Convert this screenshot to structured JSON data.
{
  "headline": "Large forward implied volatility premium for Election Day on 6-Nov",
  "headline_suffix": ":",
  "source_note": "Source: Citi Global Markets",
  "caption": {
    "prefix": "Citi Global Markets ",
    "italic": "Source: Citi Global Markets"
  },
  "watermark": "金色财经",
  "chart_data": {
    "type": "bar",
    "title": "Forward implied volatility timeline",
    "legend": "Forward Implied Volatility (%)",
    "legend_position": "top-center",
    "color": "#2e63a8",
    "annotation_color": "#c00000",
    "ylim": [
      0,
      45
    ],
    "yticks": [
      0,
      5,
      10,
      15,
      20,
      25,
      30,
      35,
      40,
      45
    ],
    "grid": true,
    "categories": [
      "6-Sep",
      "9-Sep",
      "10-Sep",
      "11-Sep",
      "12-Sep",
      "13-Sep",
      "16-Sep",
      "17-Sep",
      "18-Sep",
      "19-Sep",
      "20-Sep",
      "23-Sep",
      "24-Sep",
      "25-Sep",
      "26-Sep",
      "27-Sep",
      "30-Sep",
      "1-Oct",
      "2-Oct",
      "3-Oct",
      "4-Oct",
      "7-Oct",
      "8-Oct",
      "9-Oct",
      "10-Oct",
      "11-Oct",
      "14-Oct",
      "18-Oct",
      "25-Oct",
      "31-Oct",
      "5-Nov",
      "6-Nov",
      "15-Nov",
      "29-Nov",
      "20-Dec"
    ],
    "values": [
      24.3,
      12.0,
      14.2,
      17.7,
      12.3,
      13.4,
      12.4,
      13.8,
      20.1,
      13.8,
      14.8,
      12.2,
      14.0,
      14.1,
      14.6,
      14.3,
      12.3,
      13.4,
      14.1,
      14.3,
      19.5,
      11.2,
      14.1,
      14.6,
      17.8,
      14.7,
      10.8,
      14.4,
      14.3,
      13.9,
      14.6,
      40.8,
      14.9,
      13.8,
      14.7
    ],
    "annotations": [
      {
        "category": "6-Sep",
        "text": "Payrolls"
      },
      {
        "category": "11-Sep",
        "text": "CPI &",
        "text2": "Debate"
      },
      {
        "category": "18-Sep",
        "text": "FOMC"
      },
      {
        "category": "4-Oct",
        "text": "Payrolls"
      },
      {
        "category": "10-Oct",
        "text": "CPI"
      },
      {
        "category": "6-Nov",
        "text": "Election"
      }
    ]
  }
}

============================================================

* **Work required**: Give back all the records exactly as they stand.

* **Correct response**:
Convert this screenshot to structured JSON data.
{
  "headline": "Large forward implied volatility premium for Election Day on 6-Nov",
  "headline_suffix": ":",
  "source_note": "Source: Citi Global Markets",
  "caption": {
    "prefix": "Citi Global Markets ",
    "italic": "Source: Citi Global Markets"
  },
  "watermark": "金色财经",
  "chart_data": {
    "type": "bar",
    "title": "Forward implied volatility timeline",
    "legend": "Forward Implied Volatility (%)",
    "legend_position": "top-center",
    "color": "#2e63a8",
    "annotation_color": "#c00000",
    "ylim": [
      0,
      45
    ],
    "yticks": [
      0,
      5,
      10,
      15,
      20,
      25,
      30,
      35,
      40,
      45
    ],
    "grid": true,
    "categories": [
      "6-Sep",
      "9-Sep",
      "10-Sep",
      "11-Sep",
      "12-Sep",
      "13-Sep",
      "16-Sep",
      "17-Sep",
      "18-Sep",
      "19-Sep",
      "20-Sep",
      "23-Sep",
      "24-Sep",
      "25-Sep",
      "26-Sep",
      "27-Sep",
      "30-Sep",
      "1-Oct",
      "2-Oct",
      "3-Oct",
      "4-Oct",
      "7-Oct",
      "8-Oct",
      "9-Oct",
      "10-Oct",
      "11-Oct",
      "14-Oct",
      "18-Oct",
      "25-Oct",
      "31-Oct",
      "5-Nov",
      "6-Nov",
      "15-Nov",
      "29-Nov",
      "20-Dec"
    ],
    "values": [
      24.3,
      12.0,
      14.2,
      17.7,
      12.3,
      13.4,
      12.4,
      13.8,
      20.1,
      13.8,
      14.8,
      12.2,
      14.0,
      14.1,
      14.6,
      14.3,
      12.3,
      13.4,
      14.1,
      14.3,
      19.5,
      11.2,
      14.1,
      14.6,
      17.8,
      14.7,
      10.8,
      14.4,
      14.3,
      13.9,
      14.6,
      40.8,
      14.9,
      13.8,
      14.7
    ],
    "annotations": [
      {
        "category": "6-Sep",
        "text": "Payrolls"
      },
      {
        "category": "11-Sep",
        "text": "CPI &",
        "text2": "Debate"
      },
      {
        "category": "18-Sep",
        "text": "FOMC"
      },
      {
        "category": "4-Oct",
        "text": "Payrolls"
      },
      {
        "category": "10-Oct",
        "text": "CPI"
      },
      {
        "category": "6-Nov",
        "text": "Election"
      }
    ]
  }
}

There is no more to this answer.